(Records from a collection)
***

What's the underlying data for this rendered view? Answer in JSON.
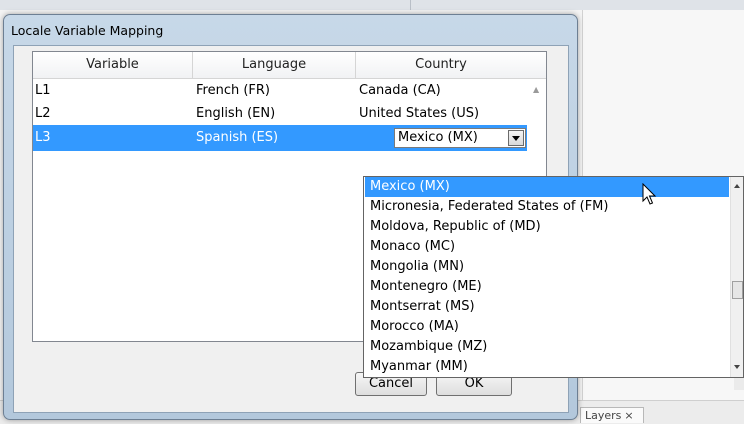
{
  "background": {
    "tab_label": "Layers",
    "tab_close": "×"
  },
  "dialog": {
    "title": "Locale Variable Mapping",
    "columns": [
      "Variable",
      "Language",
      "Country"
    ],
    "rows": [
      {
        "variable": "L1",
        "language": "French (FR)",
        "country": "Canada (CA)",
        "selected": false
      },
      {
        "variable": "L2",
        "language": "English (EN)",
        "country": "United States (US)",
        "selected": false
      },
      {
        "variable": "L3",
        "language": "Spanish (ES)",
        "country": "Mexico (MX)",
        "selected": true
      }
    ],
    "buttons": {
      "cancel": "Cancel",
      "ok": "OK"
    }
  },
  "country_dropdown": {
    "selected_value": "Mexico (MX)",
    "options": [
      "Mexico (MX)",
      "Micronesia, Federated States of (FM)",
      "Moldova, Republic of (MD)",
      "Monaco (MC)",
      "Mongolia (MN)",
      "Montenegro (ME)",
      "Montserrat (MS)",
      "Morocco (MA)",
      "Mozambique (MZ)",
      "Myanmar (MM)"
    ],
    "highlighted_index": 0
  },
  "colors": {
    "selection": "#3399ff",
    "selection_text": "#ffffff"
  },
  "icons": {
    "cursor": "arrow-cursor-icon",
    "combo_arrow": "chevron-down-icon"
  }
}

***

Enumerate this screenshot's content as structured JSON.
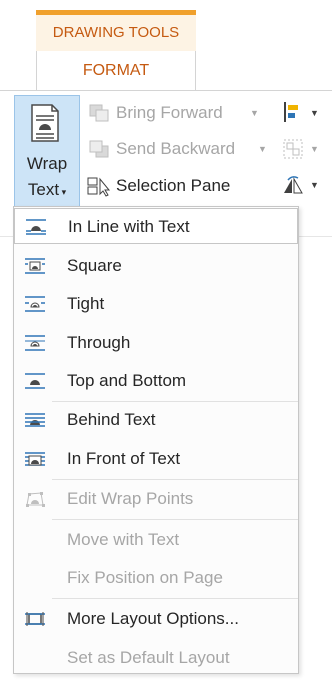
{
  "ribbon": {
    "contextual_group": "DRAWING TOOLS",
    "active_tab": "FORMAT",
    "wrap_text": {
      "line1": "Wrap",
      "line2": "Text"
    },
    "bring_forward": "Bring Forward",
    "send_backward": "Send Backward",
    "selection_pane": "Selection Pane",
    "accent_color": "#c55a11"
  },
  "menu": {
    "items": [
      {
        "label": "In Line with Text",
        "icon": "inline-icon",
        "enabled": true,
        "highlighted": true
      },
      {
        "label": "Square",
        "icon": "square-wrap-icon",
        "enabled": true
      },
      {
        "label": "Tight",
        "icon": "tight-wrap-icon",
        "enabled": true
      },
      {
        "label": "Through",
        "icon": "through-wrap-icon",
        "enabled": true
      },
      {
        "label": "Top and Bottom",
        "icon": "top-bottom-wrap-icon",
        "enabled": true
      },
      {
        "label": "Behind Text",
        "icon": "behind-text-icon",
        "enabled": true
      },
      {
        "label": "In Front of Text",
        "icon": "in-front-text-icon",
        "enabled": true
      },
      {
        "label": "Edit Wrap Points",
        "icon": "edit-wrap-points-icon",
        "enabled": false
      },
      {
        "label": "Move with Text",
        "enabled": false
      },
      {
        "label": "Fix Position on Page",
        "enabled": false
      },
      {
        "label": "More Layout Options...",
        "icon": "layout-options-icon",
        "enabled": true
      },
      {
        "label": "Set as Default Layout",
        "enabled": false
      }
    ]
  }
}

***

* Exercise objective:
Gather all lines of the records that include the word "with".

* Response to the exercise:
        "label": "In Line with Text",
        "label": "Move with Text",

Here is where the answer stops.